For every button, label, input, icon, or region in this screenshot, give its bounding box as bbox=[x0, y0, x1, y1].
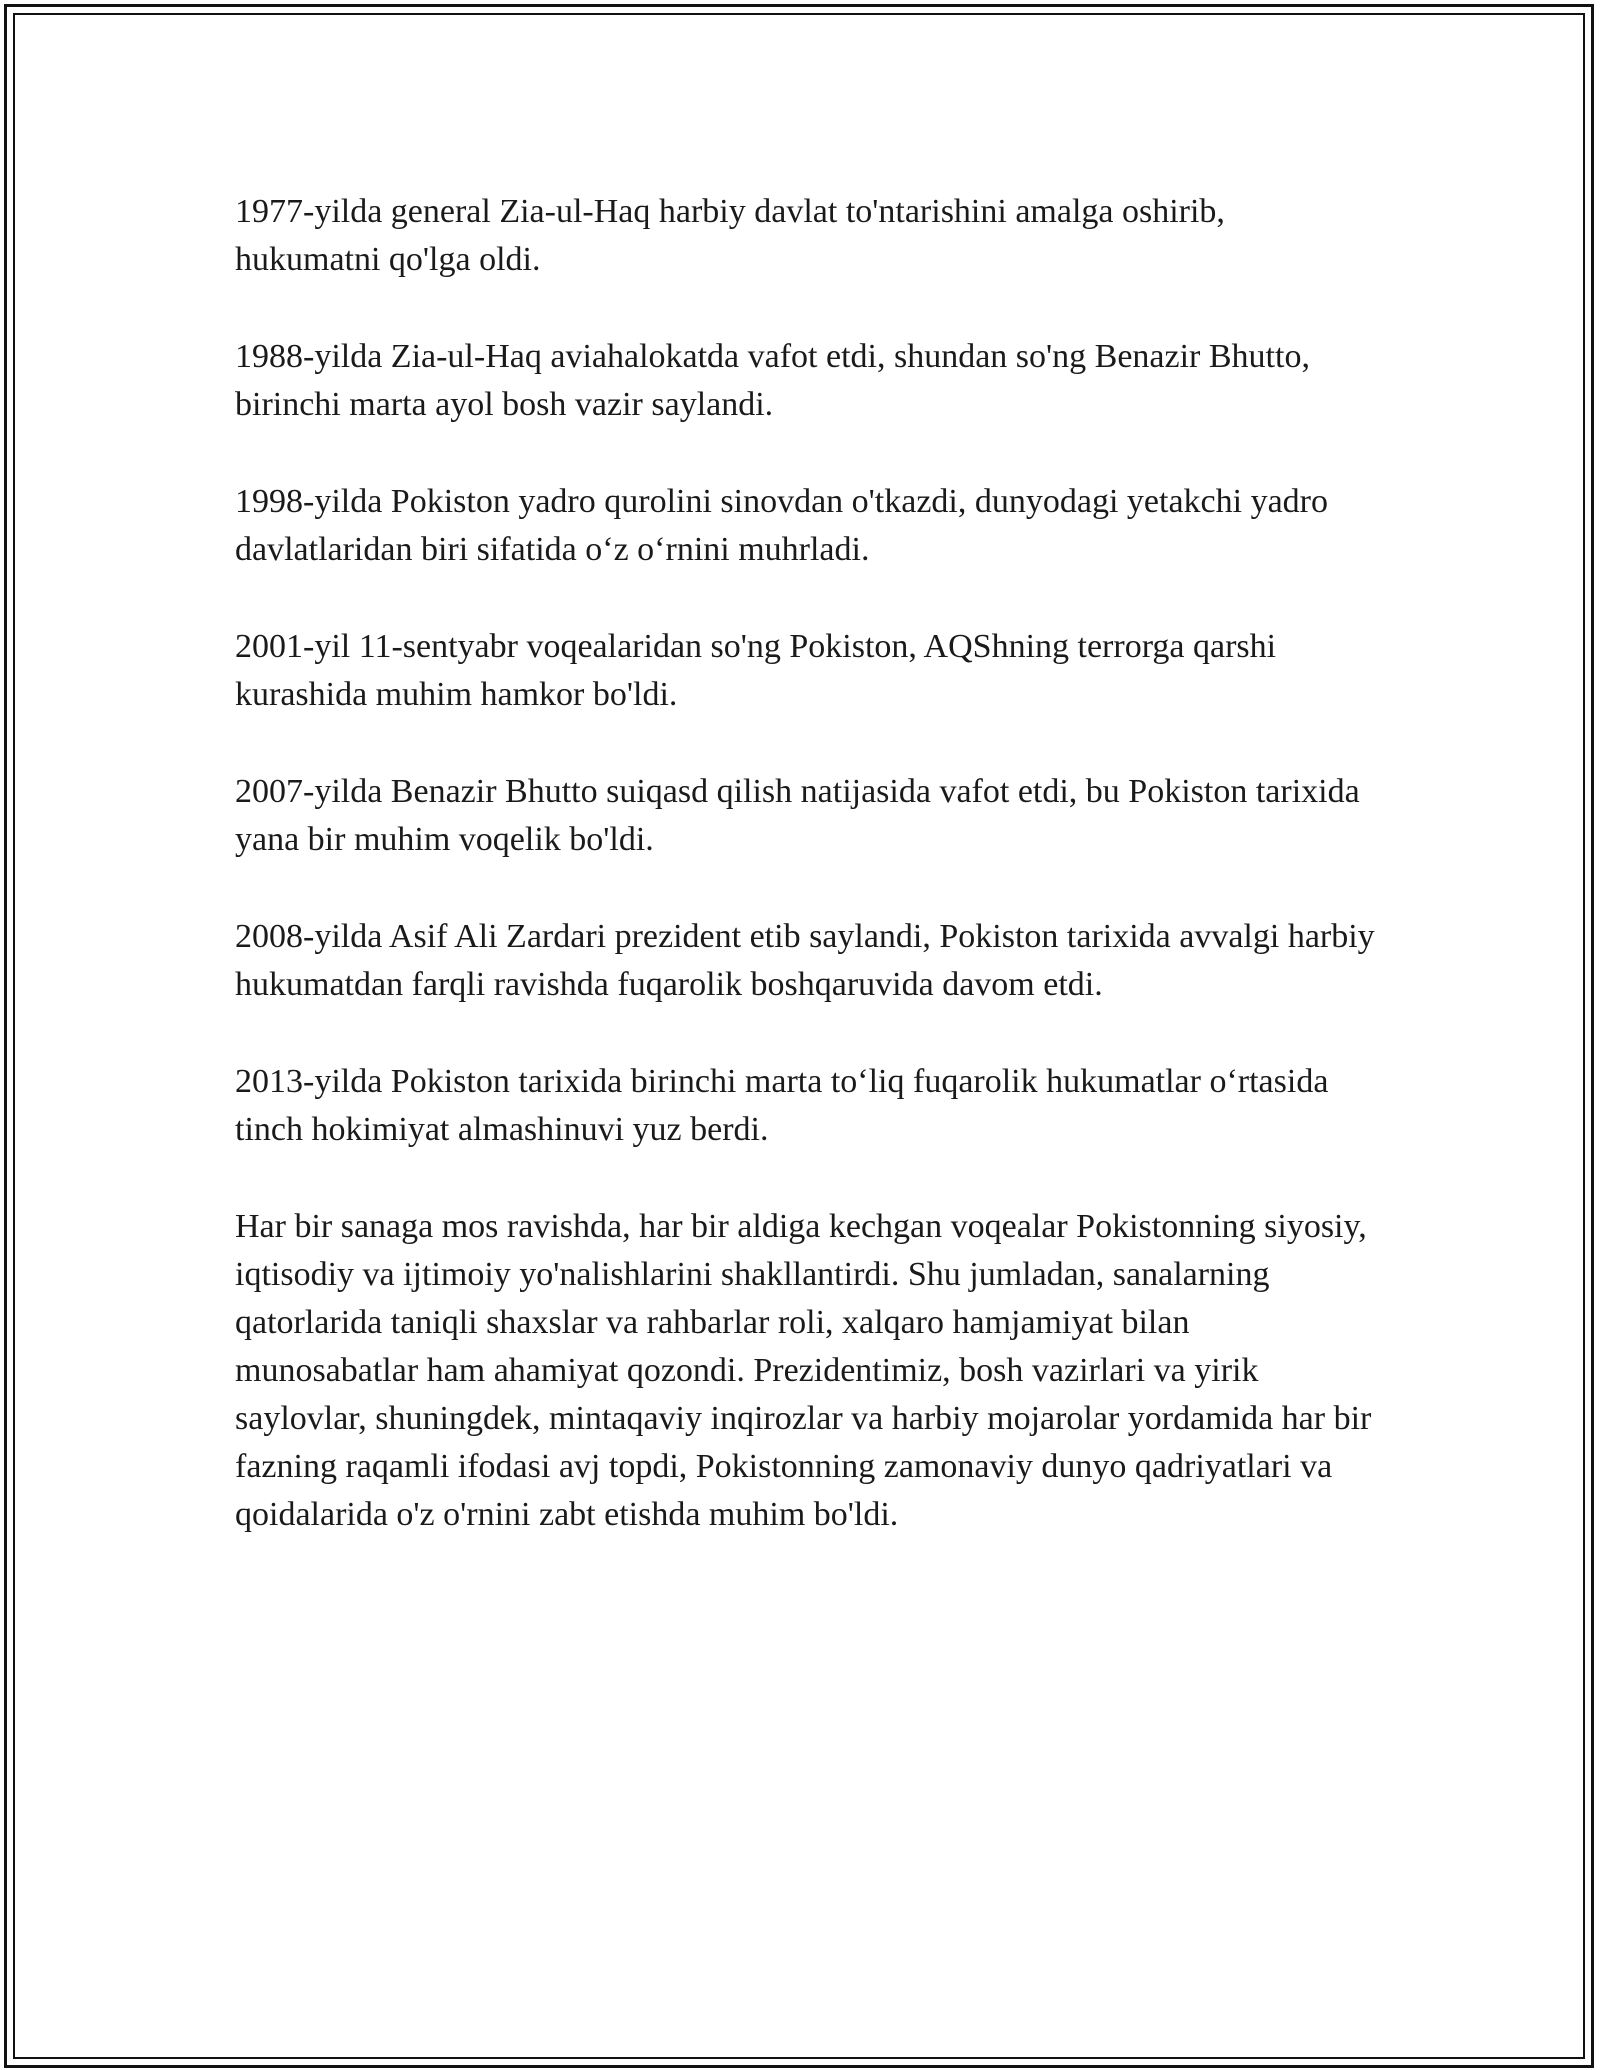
paragraph-1988: 1988-yilda Zia-ul-Haq aviahalokatda vafot etdi, shundan so'ng Benazir Bhutto, birinchi marta ayol bosh vazir saylandi. bbox=[235, 338, 1310, 423]
paragraph-summary: Har bir sanaga mos ravishda, har bir aldiga kechgan voqealar Pokistonning siyosiy, iqtisodiy va ijtimoiy yo'nalishlarini shakllantirdi. Shu jumladan, sanalarning qatorlarida taniqli shaxslar va rahbarlar roli, xalqaro hamjamiyat bilan munosabatlar ham ahamiyat qozondi. Prezidentimiz, bosh vazirlari va yirik saylovlar, shuningdek, mintaqaviy inqirozlar va harbiy mojarolar yordamida har bir fazning raqamli ifodasi avj topdi, Pokistonning zamonaviy dunyo qadriyatlari va qoidalarida o'z o'rnini zabt etishda muhim bo'ldi. bbox=[235, 1208, 1372, 1533]
document-body bbox=[235, 188, 1375, 1588]
paragraph-1977: 1977-yilda general Zia-ul-Haq harbiy davlat to'ntarishini amalga oshirib, hukumatni qo'lga oldi. bbox=[235, 193, 1225, 278]
paragraph-1998: 1998-yilda Pokiston yadro qurolini sinovdan o'tkazdi, dunyodagi yetakchi yadro davlatlaridan biri sifatida o‘z o‘rnini muhrladi. bbox=[235, 483, 1328, 568]
paragraph-2001: 2001-yil 11-sentyabr voqealaridan so'ng Pokiston, AQShning terrorga qarshi kurashida muhim hamkor bo'ldi. bbox=[235, 628, 1277, 713]
paragraph-2013: 2013-yilda Pokiston tarixida birinchi marta to‘liq fuqarolik hukumatlar o‘rtasida tinch hokimiyat almashinuvi yuz berdi. bbox=[235, 1063, 1329, 1148]
paragraph-2008: 2008-yilda Asif Ali Zardari prezident etib saylandi, Pokiston tarixida avvalgi harbiy hukumatdan farqli ravishda fuqarolik boshqaruvida davom etdi. bbox=[235, 918, 1375, 1003]
paragraph-2007: 2007-yilda Benazir Bhutto suiqasd qilish natijasida vafot etdi, bu Pokiston tarixida yana bir muhim voqelik bo'ldi. bbox=[235, 773, 1360, 858]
============
◆ SET EXERCISE: Copy out every line of the rows above word for word, leaving out the pictures.

◆ OUTPUT BELOW:
For every button, label, input, icon, or region in this screenshot, give its bounding box as bbox=[x0, y0, x1, y1].
paragraph-1988: 1988-yilda Zia-ul-Haq aviahalokatda vafot etdi, shundan so'ng Benazir Bhutto, birinchi marta ayol bosh vazir saylandi. bbox=[235, 338, 1310, 423]
paragraph-summary: Har bir sanaga mos ravishda, har bir aldiga kechgan voqealar Pokistonning siyosiy, iqtisodiy va ijtimoiy yo'nalishlarini shakllantirdi. Shu jumladan, sanalarning qatorlarida taniqli shaxslar va rahbarlar roli, xalqaro hamjamiyat bilan munosabatlar ham ahamiyat qozondi. Prezidentimiz, bosh vazirlari va yirik saylovlar, shuningdek, mintaqaviy inqirozlar va harbiy mojarolar yordamida har bir fazning raqamli ifodasi avj topdi, Pokistonning zamonaviy dunyo qadriyatlari va qoidalarida o'z o'rnini zabt etishda muhim bo'ldi. bbox=[235, 1208, 1372, 1533]
document-body bbox=[235, 188, 1375, 1588]
paragraph-1977: 1977-yilda general Zia-ul-Haq harbiy davlat to'ntarishini amalga oshirib, hukumatni qo'lga oldi. bbox=[235, 193, 1225, 278]
paragraph-1998: 1998-yilda Pokiston yadro qurolini sinovdan o'tkazdi, dunyodagi yetakchi yadro davlatlaridan biri sifatida o‘z o‘rnini muhrladi. bbox=[235, 483, 1328, 568]
paragraph-2001: 2001-yil 11-sentyabr voqealaridan so'ng Pokiston, AQShning terrorga qarshi kurashida muhim hamkor bo'ldi. bbox=[235, 628, 1277, 713]
paragraph-2013: 2013-yilda Pokiston tarixida birinchi marta to‘liq fuqarolik hukumatlar o‘rtasida tinch hokimiyat almashinuvi yuz berdi. bbox=[235, 1063, 1329, 1148]
paragraph-2008: 2008-yilda Asif Ali Zardari prezident etib saylandi, Pokiston tarixida avvalgi harbiy hukumatdan farqli ravishda fuqarolik boshqaruvida davom etdi. bbox=[235, 918, 1375, 1003]
paragraph-2007: 2007-yilda Benazir Bhutto suiqasd qilish natijasida vafot etdi, bu Pokiston tarixida yana bir muhim voqelik bo'ldi. bbox=[235, 773, 1360, 858]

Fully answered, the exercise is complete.